## Stated task:
Lift every line from the entries that includes the word "code".

## Excerpted records:
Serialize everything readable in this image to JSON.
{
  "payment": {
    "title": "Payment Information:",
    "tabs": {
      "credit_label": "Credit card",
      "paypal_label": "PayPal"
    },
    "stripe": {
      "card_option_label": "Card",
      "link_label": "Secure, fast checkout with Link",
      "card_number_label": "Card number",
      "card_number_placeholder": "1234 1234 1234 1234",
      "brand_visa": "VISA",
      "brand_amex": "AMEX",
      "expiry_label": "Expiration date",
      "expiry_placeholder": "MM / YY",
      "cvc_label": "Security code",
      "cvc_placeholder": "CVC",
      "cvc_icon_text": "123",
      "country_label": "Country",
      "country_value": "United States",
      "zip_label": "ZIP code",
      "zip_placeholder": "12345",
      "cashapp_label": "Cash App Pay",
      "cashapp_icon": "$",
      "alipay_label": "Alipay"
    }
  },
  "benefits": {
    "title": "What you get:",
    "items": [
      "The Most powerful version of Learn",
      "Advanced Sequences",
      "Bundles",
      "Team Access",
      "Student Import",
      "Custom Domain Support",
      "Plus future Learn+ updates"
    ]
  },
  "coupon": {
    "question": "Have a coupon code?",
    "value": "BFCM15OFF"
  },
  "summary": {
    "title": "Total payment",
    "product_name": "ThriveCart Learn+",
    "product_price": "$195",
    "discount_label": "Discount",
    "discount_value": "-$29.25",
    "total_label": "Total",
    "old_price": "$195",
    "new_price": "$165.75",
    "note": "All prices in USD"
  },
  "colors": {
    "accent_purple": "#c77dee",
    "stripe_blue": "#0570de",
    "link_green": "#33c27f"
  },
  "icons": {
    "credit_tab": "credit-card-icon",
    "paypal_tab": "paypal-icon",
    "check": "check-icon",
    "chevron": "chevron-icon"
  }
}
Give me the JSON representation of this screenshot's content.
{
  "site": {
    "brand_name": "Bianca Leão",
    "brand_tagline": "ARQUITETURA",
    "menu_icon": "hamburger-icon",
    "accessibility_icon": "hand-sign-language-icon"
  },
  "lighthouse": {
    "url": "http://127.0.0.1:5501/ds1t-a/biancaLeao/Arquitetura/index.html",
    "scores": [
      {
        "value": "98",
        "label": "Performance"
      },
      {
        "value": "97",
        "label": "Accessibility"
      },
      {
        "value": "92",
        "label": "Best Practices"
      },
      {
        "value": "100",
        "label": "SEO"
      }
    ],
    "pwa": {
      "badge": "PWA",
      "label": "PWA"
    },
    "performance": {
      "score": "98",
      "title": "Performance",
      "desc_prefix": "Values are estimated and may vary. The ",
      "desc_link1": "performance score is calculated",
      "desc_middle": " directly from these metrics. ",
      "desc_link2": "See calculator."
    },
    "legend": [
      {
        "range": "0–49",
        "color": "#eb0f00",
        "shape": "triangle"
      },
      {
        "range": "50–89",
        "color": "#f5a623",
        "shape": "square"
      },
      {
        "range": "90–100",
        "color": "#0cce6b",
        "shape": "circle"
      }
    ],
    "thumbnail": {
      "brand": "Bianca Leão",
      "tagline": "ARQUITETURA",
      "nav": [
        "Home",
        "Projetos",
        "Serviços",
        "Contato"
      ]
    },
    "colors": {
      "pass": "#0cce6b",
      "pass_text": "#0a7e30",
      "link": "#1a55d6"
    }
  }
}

## Worked answer:
      "cvc_label": "Security code",
      "zip_label": "ZIP code",
    "question": "Have a coupon code?",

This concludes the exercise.